**AIM OF THE EXERCISE:**
Restate the records below word for word, and omit the images they hold.

[Figure collection entries]

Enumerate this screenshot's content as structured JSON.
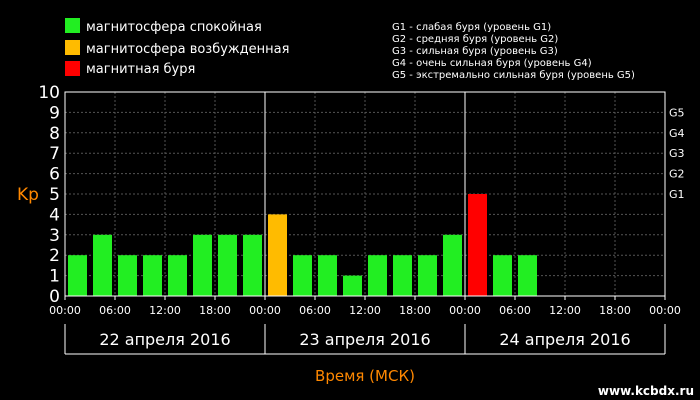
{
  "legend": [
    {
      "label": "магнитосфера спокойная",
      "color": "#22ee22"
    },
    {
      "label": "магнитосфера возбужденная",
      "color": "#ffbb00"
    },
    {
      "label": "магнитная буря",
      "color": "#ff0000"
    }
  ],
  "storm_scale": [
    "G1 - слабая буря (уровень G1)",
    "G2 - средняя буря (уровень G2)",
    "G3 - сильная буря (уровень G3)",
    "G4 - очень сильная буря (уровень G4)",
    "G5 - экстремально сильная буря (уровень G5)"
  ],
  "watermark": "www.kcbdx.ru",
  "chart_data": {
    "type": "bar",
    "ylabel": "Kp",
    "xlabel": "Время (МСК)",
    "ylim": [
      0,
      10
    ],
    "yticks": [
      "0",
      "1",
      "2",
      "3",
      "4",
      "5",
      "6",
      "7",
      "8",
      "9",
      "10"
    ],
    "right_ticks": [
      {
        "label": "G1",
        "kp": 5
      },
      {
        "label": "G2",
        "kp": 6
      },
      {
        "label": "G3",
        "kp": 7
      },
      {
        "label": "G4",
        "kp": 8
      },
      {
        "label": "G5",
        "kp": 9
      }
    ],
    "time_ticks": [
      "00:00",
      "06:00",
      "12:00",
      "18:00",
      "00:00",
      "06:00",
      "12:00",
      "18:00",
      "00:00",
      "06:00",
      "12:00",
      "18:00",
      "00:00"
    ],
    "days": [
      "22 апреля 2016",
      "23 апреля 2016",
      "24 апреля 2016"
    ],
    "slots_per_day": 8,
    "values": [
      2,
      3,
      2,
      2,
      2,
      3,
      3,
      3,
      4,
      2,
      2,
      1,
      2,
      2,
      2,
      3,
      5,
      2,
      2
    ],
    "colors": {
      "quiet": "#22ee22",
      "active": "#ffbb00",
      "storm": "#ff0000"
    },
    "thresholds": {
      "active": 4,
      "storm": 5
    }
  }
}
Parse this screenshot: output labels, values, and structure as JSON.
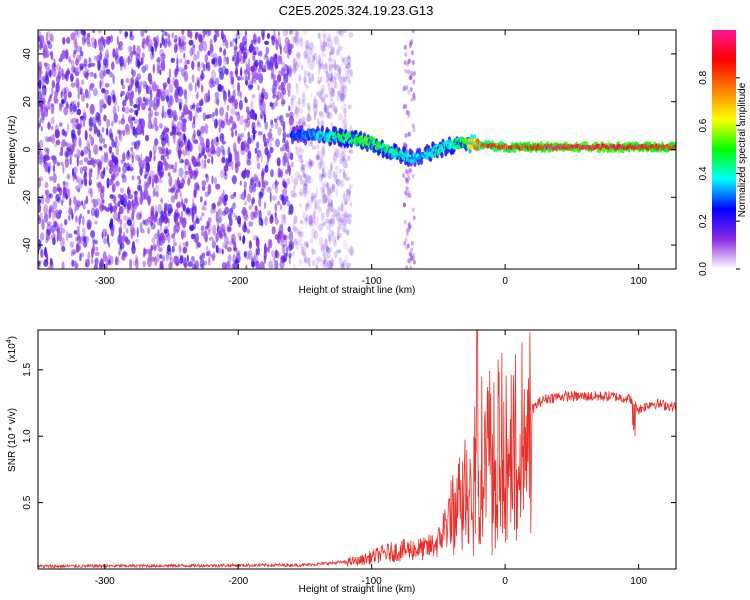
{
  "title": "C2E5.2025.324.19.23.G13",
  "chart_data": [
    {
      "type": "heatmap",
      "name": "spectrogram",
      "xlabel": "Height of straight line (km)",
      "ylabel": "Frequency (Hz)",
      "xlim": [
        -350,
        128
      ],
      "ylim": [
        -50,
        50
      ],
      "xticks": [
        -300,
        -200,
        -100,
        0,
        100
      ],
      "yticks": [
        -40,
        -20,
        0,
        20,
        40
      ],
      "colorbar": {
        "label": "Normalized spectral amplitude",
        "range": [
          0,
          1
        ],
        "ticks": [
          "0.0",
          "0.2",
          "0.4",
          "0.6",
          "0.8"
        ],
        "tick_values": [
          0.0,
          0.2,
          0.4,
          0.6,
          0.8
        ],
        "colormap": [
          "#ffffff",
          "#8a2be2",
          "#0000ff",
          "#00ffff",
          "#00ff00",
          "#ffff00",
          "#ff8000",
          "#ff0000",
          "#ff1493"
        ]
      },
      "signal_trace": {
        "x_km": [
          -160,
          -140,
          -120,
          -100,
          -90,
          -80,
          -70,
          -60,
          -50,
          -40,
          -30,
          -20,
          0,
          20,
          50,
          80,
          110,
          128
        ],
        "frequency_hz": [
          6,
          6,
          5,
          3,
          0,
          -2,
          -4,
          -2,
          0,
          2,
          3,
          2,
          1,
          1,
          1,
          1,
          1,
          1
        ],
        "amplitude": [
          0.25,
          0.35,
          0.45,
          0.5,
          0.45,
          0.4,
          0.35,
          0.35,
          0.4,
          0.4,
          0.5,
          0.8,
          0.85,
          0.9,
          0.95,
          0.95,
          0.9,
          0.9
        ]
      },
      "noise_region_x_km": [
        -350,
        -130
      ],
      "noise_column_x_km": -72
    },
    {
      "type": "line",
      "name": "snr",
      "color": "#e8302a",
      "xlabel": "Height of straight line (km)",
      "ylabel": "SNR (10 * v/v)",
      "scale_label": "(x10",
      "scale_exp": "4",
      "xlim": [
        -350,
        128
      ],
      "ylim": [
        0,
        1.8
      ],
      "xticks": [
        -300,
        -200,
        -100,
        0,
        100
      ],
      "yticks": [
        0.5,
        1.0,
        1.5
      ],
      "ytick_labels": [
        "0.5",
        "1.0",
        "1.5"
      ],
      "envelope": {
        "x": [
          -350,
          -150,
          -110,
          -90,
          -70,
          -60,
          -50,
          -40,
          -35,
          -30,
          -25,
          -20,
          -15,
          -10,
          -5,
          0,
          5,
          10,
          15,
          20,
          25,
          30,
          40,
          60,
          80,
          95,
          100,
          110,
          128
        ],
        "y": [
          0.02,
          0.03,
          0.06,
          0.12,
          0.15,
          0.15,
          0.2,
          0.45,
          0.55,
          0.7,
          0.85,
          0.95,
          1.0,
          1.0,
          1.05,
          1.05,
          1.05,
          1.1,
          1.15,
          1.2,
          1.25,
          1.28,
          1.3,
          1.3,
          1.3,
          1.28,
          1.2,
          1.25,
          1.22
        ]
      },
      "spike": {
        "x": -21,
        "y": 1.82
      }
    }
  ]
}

**REPLY TO THE EXERCISE:**
Enumerate this screenshot's content as structured JSON.
{
  "legend": [
    {
      "label": "магнитосфера спокойная",
      "color": "#22ee22"
    },
    {
      "label": "магнитосфера возбужденная",
      "color": "#ffbb00"
    },
    {
      "label": "магнитная буря",
      "color": "#ff0000"
    }
  ],
  "storm_scale": [
    "G1 - слабая буря (уровень G1)",
    "G2 - средняя буря (уровень G2)",
    "G3 - сильная буря (уровень G3)",
    "G4 - очень сильная буря (уровень G4)",
    "G5 - экстремально сильная буря (уровень G5)"
  ],
  "watermark": "www.kcbdx.ru",
  "chart_data": {
    "type": "bar",
    "ylabel": "Kp",
    "xlabel": "Время (МСК)",
    "ylim": [
      0,
      10
    ],
    "yticks": [
      "0",
      "1",
      "2",
      "3",
      "4",
      "5",
      "6",
      "7",
      "8",
      "9",
      "10"
    ],
    "right_ticks": [
      {
        "label": "G1",
        "kp": 5
      },
      {
        "label": "G2",
        "kp": 6
      },
      {
        "label": "G3",
        "kp": 7
      },
      {
        "label": "G4",
        "kp": 8
      },
      {
        "label": "G5",
        "kp": 9
      }
    ],
    "time_ticks": [
      "00:00",
      "06:00",
      "12:00",
      "18:00",
      "00:00",
      "06:00",
      "12:00",
      "18:00",
      "00:00",
      "06:00",
      "12:00",
      "18:00",
      "00:00"
    ],
    "days": [
      "22 апреля 2016",
      "23 апреля 2016",
      "24 апреля 2016"
    ],
    "slots_per_day": 8,
    "values": [
      2,
      3,
      2,
      2,
      2,
      3,
      3,
      3,
      4,
      2,
      2,
      1,
      2,
      2,
      2,
      3,
      5,
      2,
      2
    ],
    "colors": {
      "quiet": "#22ee22",
      "active": "#ffbb00",
      "storm": "#ff0000"
    },
    "thresholds": {
      "active": 4,
      "storm": 5
    }
  }
}
Parse this screenshot: output labels, values, and structure as JSON.
{
  "title": "C2E5.2025.324.19.23.G13",
  "chart_data": [
    {
      "type": "heatmap",
      "name": "spectrogram",
      "xlabel": "Height of straight line (km)",
      "ylabel": "Frequency (Hz)",
      "xlim": [
        -350,
        128
      ],
      "ylim": [
        -50,
        50
      ],
      "xticks": [
        -300,
        -200,
        -100,
        0,
        100
      ],
      "yticks": [
        -40,
        -20,
        0,
        20,
        40
      ],
      "colorbar": {
        "label": "Normalized spectral amplitude",
        "range": [
          0,
          1
        ],
        "ticks": [
          "0.0",
          "0.2",
          "0.4",
          "0.6",
          "0.8"
        ],
        "tick_values": [
          0.0,
          0.2,
          0.4,
          0.6,
          0.8
        ],
        "colormap": [
          "#ffffff",
          "#8a2be2",
          "#0000ff",
          "#00ffff",
          "#00ff00",
          "#ffff00",
          "#ff8000",
          "#ff0000",
          "#ff1493"
        ]
      },
      "signal_trace": {
        "x_km": [
          -160,
          -140,
          -120,
          -100,
          -90,
          -80,
          -70,
          -60,
          -50,
          -40,
          -30,
          -20,
          0,
          20,
          50,
          80,
          110,
          128
        ],
        "frequency_hz": [
          6,
          6,
          5,
          3,
          0,
          -2,
          -4,
          -2,
          0,
          2,
          3,
          2,
          1,
          1,
          1,
          1,
          1,
          1
        ],
        "amplitude": [
          0.25,
          0.35,
          0.45,
          0.5,
          0.45,
          0.4,
          0.35,
          0.35,
          0.4,
          0.4,
          0.5,
          0.8,
          0.85,
          0.9,
          0.95,
          0.95,
          0.9,
          0.9
        ]
      },
      "noise_region_x_km": [
        -350,
        -130
      ],
      "noise_column_x_km": -72
    },
    {
      "type": "line",
      "name": "snr",
      "color": "#e8302a",
      "xlabel": "Height of straight line (km)",
      "ylabel": "SNR (10 * v/v)",
      "scale_label": "(x10",
      "scale_exp": "4",
      "xlim": [
        -350,
        128
      ],
      "ylim": [
        0,
        1.8
      ],
      "xticks": [
        -300,
        -200,
        -100,
        0,
        100
      ],
      "yticks": [
        0.5,
        1.0,
        1.5
      ],
      "ytick_labels": [
        "0.5",
        "1.0",
        "1.5"
      ],
      "envelope": {
        "x": [
          -350,
          -150,
          -110,
          -90,
          -70,
          -60,
          -50,
          -40,
          -35,
          -30,
          -25,
          -20,
          -15,
          -10,
          -5,
          0,
          5,
          10,
          15,
          20,
          25,
          30,
          40,
          60,
          80,
          95,
          100,
          110,
          128
        ],
        "y": [
          0.02,
          0.03,
          0.06,
          0.12,
          0.15,
          0.15,
          0.2,
          0.45,
          0.55,
          0.7,
          0.85,
          0.95,
          1.0,
          1.0,
          1.05,
          1.05,
          1.05,
          1.1,
          1.15,
          1.2,
          1.25,
          1.28,
          1.3,
          1.3,
          1.3,
          1.28,
          1.2,
          1.25,
          1.22
        ]
      },
      "spike": {
        "x": -21,
        "y": 1.82
      }
    }
  ]
}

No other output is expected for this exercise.